Rows from a figure dataset:
## Begin

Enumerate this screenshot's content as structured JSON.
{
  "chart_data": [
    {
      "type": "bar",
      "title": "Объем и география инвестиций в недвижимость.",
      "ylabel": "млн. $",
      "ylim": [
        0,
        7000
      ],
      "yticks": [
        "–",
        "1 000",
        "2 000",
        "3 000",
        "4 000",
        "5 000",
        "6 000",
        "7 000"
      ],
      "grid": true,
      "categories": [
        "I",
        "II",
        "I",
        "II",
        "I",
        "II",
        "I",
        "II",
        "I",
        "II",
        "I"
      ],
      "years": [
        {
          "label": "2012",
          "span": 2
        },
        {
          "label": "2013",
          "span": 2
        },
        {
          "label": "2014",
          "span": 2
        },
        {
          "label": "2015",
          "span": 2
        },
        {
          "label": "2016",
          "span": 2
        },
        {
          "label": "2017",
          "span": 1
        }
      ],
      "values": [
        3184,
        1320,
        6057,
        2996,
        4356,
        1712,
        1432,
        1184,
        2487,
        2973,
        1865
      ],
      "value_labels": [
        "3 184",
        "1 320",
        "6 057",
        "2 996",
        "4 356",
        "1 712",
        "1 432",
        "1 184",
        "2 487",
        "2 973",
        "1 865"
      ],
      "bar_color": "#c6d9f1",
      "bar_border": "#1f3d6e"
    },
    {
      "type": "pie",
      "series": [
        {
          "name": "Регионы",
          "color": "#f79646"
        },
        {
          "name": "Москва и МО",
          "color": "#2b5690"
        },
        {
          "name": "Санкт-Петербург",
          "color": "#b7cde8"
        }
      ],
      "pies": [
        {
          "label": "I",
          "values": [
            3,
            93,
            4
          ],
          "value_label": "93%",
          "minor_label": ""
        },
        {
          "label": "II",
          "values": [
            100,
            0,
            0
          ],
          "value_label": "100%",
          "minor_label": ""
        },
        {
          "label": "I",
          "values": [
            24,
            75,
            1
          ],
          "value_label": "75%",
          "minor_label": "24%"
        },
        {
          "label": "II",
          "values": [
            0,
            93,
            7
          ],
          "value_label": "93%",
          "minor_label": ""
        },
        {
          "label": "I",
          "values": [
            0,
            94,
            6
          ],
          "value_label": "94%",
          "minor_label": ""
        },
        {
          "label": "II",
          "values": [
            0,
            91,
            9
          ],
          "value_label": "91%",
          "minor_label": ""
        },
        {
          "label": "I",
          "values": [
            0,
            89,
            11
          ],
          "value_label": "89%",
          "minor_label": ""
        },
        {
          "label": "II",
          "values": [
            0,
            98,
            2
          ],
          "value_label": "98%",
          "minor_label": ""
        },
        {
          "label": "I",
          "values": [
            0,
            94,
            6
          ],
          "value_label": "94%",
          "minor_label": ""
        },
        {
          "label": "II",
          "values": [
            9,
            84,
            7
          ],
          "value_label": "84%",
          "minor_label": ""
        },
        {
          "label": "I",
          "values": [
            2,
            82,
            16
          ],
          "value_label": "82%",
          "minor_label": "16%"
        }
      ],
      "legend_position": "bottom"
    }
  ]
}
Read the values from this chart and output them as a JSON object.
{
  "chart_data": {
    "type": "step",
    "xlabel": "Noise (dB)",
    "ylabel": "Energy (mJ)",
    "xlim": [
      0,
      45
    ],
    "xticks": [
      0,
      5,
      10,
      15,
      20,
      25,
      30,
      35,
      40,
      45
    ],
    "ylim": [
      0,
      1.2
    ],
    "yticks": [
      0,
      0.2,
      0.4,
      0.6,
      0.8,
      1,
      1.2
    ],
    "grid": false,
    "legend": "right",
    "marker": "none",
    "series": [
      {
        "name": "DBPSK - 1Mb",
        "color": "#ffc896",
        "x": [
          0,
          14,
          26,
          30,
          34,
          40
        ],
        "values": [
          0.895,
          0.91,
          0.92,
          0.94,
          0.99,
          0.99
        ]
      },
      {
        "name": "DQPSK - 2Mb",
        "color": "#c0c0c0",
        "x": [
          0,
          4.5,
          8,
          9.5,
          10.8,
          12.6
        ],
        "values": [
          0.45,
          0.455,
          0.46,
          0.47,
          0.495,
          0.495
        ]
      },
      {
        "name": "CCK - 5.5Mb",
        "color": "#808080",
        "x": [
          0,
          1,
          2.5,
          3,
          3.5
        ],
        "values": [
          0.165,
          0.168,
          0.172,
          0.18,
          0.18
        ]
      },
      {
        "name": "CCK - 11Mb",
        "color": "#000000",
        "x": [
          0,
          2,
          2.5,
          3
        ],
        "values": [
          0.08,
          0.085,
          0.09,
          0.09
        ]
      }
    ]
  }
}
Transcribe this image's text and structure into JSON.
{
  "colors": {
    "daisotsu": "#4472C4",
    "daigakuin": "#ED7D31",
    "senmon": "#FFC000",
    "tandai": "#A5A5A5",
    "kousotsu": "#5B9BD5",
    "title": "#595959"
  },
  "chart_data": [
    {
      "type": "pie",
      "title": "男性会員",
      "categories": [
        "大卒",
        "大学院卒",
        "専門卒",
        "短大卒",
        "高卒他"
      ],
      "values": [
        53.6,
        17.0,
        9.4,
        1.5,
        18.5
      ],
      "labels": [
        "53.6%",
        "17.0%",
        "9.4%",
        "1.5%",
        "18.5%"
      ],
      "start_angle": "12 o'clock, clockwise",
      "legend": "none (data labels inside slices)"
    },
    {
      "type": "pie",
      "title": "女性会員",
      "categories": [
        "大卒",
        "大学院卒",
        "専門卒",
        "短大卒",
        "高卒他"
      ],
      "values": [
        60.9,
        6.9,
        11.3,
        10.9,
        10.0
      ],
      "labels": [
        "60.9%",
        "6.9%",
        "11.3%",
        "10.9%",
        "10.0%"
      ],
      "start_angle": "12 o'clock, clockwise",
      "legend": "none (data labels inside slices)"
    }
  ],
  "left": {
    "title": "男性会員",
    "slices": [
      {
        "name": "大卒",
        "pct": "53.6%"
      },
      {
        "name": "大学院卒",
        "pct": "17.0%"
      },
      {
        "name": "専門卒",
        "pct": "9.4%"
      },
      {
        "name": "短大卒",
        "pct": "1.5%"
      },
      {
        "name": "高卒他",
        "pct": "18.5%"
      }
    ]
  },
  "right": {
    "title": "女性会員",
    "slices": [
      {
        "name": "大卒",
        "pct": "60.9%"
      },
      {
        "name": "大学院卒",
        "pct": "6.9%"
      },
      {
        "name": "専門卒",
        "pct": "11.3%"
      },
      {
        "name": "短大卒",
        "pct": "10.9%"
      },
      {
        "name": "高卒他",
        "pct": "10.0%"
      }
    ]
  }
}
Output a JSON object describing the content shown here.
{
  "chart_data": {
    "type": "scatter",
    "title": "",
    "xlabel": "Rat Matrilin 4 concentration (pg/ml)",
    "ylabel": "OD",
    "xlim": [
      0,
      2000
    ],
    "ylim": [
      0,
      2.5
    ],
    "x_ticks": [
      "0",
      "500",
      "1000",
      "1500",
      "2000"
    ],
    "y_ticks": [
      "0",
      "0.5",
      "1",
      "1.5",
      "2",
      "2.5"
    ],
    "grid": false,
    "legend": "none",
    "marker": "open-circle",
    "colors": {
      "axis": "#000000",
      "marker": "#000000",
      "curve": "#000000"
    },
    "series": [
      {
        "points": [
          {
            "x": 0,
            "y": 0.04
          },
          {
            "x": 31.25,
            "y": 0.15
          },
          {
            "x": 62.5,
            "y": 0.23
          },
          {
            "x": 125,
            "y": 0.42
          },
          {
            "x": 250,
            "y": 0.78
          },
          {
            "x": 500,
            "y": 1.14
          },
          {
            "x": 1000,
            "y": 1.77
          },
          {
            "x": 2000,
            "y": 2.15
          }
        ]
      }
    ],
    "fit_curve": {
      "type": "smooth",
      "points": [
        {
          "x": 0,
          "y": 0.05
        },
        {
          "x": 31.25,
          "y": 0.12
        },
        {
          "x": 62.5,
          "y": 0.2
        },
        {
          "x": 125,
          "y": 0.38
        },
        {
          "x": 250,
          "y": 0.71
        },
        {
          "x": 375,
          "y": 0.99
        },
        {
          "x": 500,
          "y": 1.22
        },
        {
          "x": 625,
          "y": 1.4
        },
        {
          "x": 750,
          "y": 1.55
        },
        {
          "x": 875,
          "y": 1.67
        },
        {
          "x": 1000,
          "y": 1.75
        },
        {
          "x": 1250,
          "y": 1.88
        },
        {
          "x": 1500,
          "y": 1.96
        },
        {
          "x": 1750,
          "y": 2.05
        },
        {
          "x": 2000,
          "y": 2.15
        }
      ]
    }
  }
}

## End

▸ **What you need to do**: Select, from the listing, all lines that include the word "ylabel".

▸ **Output for this task**:
      "ylabel": "млн. $",
    "ylabel": "Energy (mJ)",
    "ylabel": "OD",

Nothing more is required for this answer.